**TASK TO CARRY OUT:**
Your task is to write out the complete listing exactly as it is shown.

>> BEGIN

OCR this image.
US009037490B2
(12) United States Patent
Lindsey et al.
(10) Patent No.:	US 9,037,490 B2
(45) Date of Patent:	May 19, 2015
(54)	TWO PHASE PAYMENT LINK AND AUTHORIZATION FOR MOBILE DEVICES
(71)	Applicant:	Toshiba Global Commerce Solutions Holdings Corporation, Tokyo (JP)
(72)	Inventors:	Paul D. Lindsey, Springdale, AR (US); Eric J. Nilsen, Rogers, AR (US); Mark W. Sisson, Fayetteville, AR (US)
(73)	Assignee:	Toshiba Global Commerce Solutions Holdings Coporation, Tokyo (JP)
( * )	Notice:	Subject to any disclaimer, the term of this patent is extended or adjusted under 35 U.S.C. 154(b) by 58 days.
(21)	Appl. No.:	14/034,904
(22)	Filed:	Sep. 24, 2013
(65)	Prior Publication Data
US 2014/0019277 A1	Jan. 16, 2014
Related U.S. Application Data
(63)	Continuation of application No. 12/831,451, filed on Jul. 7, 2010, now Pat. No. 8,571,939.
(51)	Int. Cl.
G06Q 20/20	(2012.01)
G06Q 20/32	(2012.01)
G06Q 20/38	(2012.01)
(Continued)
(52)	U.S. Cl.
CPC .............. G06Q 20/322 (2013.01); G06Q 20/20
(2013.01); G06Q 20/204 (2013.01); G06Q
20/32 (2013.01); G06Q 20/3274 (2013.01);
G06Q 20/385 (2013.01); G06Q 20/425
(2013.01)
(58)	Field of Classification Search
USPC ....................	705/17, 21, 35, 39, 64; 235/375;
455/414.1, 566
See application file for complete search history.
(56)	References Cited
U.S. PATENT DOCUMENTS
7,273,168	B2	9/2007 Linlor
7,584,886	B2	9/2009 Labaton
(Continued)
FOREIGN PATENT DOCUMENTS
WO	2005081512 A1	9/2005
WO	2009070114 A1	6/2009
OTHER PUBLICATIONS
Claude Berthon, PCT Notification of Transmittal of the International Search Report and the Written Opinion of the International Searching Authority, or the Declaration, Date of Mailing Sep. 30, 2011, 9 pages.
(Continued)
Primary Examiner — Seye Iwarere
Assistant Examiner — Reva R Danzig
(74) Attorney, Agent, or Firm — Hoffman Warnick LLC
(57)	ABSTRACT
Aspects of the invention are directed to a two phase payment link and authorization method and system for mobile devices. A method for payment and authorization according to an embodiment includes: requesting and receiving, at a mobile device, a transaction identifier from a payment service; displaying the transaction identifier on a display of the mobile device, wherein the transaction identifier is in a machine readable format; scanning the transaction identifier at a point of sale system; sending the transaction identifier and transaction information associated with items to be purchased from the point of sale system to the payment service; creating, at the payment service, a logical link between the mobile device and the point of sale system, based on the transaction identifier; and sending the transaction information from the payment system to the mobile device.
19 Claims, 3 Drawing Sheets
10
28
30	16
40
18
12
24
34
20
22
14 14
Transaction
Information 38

>> END

**RESPONSE TO THE EXERCISE:**
OCR this image.
US009037490B2
(12) United States Patent
Lindsey et al.
(10) Patent No.:	US 9,037,490 B2
(45) Date of Patent:	May 19, 2015
(54)	TWO PHASE PAYMENT LINK AND AUTHORIZATION FOR MOBILE DEVICES
(71)	Applicant:	Toshiba Global Commerce Solutions Holdings Corporation, Tokyo (JP)
(72)	Inventors:	Paul D. Lindsey, Springdale, AR (US); Eric J. Nilsen, Rogers, AR (US); Mark W. Sisson, Fayetteville, AR (US)
(73)	Assignee:	Toshiba Global Commerce Solutions Holdings Coporation, Tokyo (JP)
( * )	Notice:	Subject to any disclaimer, the term of this patent is extended or adjusted under 35 U.S.C. 154(b) by 58 days.
(21)	Appl. No.:	14/034,904
(22)	Filed:	Sep. 24, 2013
(65)	Prior Publication Data
US 2014/0019277 A1	Jan. 16, 2014
Related U.S. Application Data
(63)	Continuation of application No. 12/831,451, filed on Jul. 7, 2010, now Pat. No. 8,571,939.
(51)	Int. Cl.
G06Q 20/20	(2012.01)
G06Q 20/32	(2012.01)
G06Q 20/38	(2012.01)
(Continued)
(52)	U.S. Cl.
CPC .............. G06Q 20/322 (2013.01); G06Q 20/20
(2013.01); G06Q 20/204 (2013.01); G06Q
20/32 (2013.01); G06Q 20/3274 (2013.01);
G06Q 20/385 (2013.01); G06Q 20/425
(2013.01)
(58)	Field of Classification Search
USPC ....................	705/17, 21, 35, 39, 64; 235/375;
455/414.1, 566
See application file for complete search history.
(56)	References Cited
U.S. PATENT DOCUMENTS
7,273,168	B2	9/2007 Linlor
7,584,886	B2	9/2009 Labaton
(Continued)
FOREIGN PATENT DOCUMENTS
WO	2005081512 A1	9/2005
WO	2009070114 A1	6/2009
OTHER PUBLICATIONS
Claude Berthon, PCT Notification of Transmittal of the International Search Report and the Written Opinion of the International Searching Authority, or the Declaration, Date of Mailing Sep. 30, 2011, 9 pages.
(Continued)
Primary Examiner — Seye Iwarere
Assistant Examiner — Reva R Danzig
(74) Attorney, Agent, or Firm — Hoffman Warnick LLC
(57)	ABSTRACT
Aspects of the invention are directed to a two phase payment link and authorization method and system for mobile devices. A method for payment and authorization according to an embodiment includes: requesting and receiving, at a mobile device, a transaction identifier from a payment service; displaying the transaction identifier on a display of the mobile device, wherein the transaction identifier is in a machine readable format; scanning the transaction identifier at a point of sale system; sending the transaction identifier and transaction information associated with items to be purchased from the point of sale system to the payment service; creating, at the payment service, a logical link between the mobile device and the point of sale system, based on the transaction identifier; and sending the transaction information from the payment system to the mobile device.
19 Claims, 3 Drawing Sheets
10
28
30	16
40
18
12
24
34
20
22
14 14
Transaction
Information 38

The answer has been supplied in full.